### TRABALHO SOLICITADO
Transcreva sem nenhuma alteração todas as linhas da listagem abaixo, deixando as imagens fora da resposta.
==== DADOS A PROCESSAR
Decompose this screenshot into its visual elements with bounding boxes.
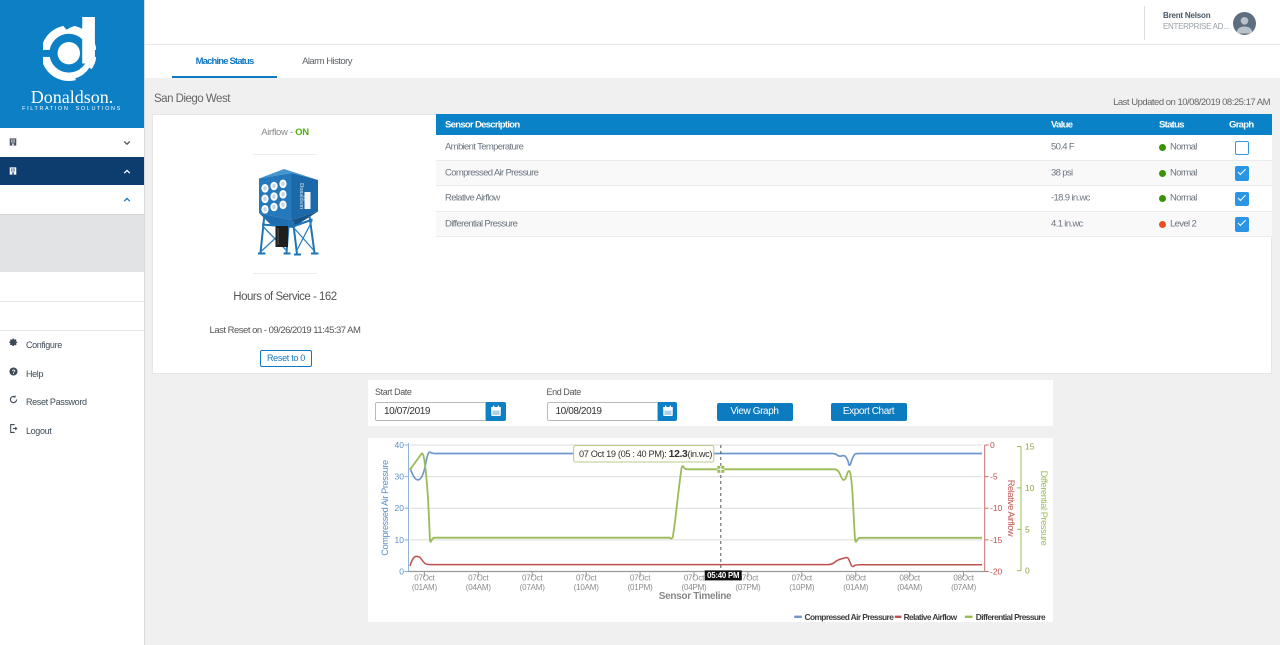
svg-text:?: ? [12,368,16,375]
svg-text:-5: -5 [990,472,998,482]
svg-text:(07PM): (07PM) [735,583,761,592]
svg-text:08Oct: 08Oct [953,574,974,583]
svg-text:0: 0 [399,567,404,577]
svg-text:15: 15 [1025,442,1035,452]
svg-text:20: 20 [395,503,405,513]
svg-text:40: 40 [395,440,405,450]
svg-text:-15: -15 [990,535,1003,545]
svg-text:07Oct: 07Oct [792,574,813,583]
svg-text:Donaldson: Donaldson [298,183,304,209]
svg-text:Relative Airflow: Relative Airflow [904,612,958,622]
svg-text:Relative Airflow: Relative Airflow [1006,480,1016,537]
svg-text:07Oct: 07Oct [522,574,543,583]
svg-text:-20: -20 [990,567,1003,577]
svg-text:07Oct: 07Oct [414,574,435,583]
svg-text:07 Oct 19 (05 : 40 PM): 12.3(i: 07 Oct 19 (05 : 40 PM): 12.3(in.wc) [579,449,712,460]
svg-text:(07AM): (07AM) [951,583,977,592]
svg-text:10: 10 [1025,483,1035,493]
svg-text:30: 30 [395,472,405,482]
svg-text:Compressed Air Pressure: Compressed Air Pressure [805,612,895,622]
svg-text:(04PM): (04PM) [681,583,707,592]
svg-text:07Oct: 07Oct [468,574,489,583]
svg-text:(01PM): (01PM) [628,583,654,592]
svg-text:05:40 PM: 05:40 PM [707,571,739,580]
svg-text:-10: -10 [990,503,1003,513]
svg-text:07Oct: 07Oct [684,574,705,583]
svg-text:08Oct: 08Oct [900,574,921,583]
svg-text:10: 10 [395,535,405,545]
svg-text:(04AM): (04AM) [466,583,492,592]
svg-text:08Oct: 08Oct [846,574,867,583]
svg-text:(01AM): (01AM) [412,583,438,592]
svg-text:(07AM): (07AM) [520,583,546,592]
svg-text:(01AM): (01AM) [843,583,869,592]
svg-text:0: 0 [990,440,995,450]
svg-text:0: 0 [1025,566,1030,576]
svg-text:Differential Pressure: Differential Pressure [1039,471,1049,546]
svg-text:Sensor Timeline: Sensor Timeline [659,591,732,602]
svg-text:(10AM): (10AM) [574,583,600,592]
svg-text:07Oct: 07Oct [576,574,597,583]
svg-text:5: 5 [1025,524,1030,534]
svg-text:Compressed Air Pressure: Compressed Air Pressure [380,460,390,556]
svg-text:(04AM): (04AM) [897,583,923,592]
svg-text:Differential Pressure: Differential Pressure [976,612,1046,622]
svg-text:(10PM): (10PM) [789,583,815,592]
svg-text:07Oct: 07Oct [630,574,651,583]
svg-text:07Oct: 07Oct [738,574,759,583]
========
### RESPOSTA AO EXERCÍCIO
Decompose this screenshot into its visual elements with bounding boxes.
svg-text:?: ? [12,368,16,375]
svg-text:-5: -5 [990,472,998,482]
svg-text:(07PM): (07PM) [735,583,761,592]
svg-text:08Oct: 08Oct [953,574,974,583]
svg-text:0: 0 [399,567,404,577]
svg-text:15: 15 [1025,442,1035,452]
svg-text:20: 20 [395,503,405,513]
svg-text:40: 40 [395,440,405,450]
svg-text:-15: -15 [990,535,1003,545]
svg-text:07Oct: 07Oct [792,574,813,583]
svg-text:Donaldson: Donaldson [298,183,304,209]
svg-text:Relative Airflow: Relative Airflow [904,612,958,622]
svg-text:Relative Airflow: Relative Airflow [1006,480,1016,537]
svg-text:07Oct: 07Oct [522,574,543,583]
svg-text:-20: -20 [990,567,1003,577]
svg-text:07Oct: 07Oct [414,574,435,583]
svg-text:07 Oct 19 (05 : 40 PM): 12.3(i: 07 Oct 19 (05 : 40 PM): 12.3(in.wc) [579,449,712,460]
svg-text:(07AM): (07AM) [951,583,977,592]
svg-text:10: 10 [1025,483,1035,493]
svg-text:30: 30 [395,472,405,482]
svg-text:Compressed Air Pressure: Compressed Air Pressure [805,612,895,622]
svg-text:(04PM): (04PM) [681,583,707,592]
svg-text:07Oct: 07Oct [468,574,489,583]
svg-text:(01PM): (01PM) [628,583,654,592]
svg-text:05:40 PM: 05:40 PM [707,571,739,580]
svg-text:-10: -10 [990,503,1003,513]
svg-text:07Oct: 07Oct [684,574,705,583]
svg-text:08Oct: 08Oct [900,574,921,583]
svg-text:10: 10 [395,535,405,545]
svg-text:(04AM): (04AM) [466,583,492,592]
svg-text:08Oct: 08Oct [846,574,867,583]
svg-text:(01AM): (01AM) [412,583,438,592]
svg-text:(07AM): (07AM) [520,583,546,592]
svg-text:(01AM): (01AM) [843,583,869,592]
svg-text:0: 0 [990,440,995,450]
svg-text:0: 0 [1025,566,1030,576]
svg-text:Differential Pressure: Differential Pressure [1039,471,1049,546]
svg-text:Sensor Timeline: Sensor Timeline [659,591,732,602]
svg-text:(10AM): (10AM) [574,583,600,592]
svg-text:07Oct: 07Oct [576,574,597,583]
svg-text:5: 5 [1025,524,1030,534]
svg-text:Compressed Air Pressure: Compressed Air Pressure [380,460,390,556]
svg-text:(04AM): (04AM) [897,583,923,592]
svg-text:Differential Pressure: Differential Pressure [976,612,1046,622]
svg-text:(10PM): (10PM) [789,583,815,592]
svg-text:07Oct: 07Oct [630,574,651,583]
svg-text:07Oct: 07Oct [738,574,759,583]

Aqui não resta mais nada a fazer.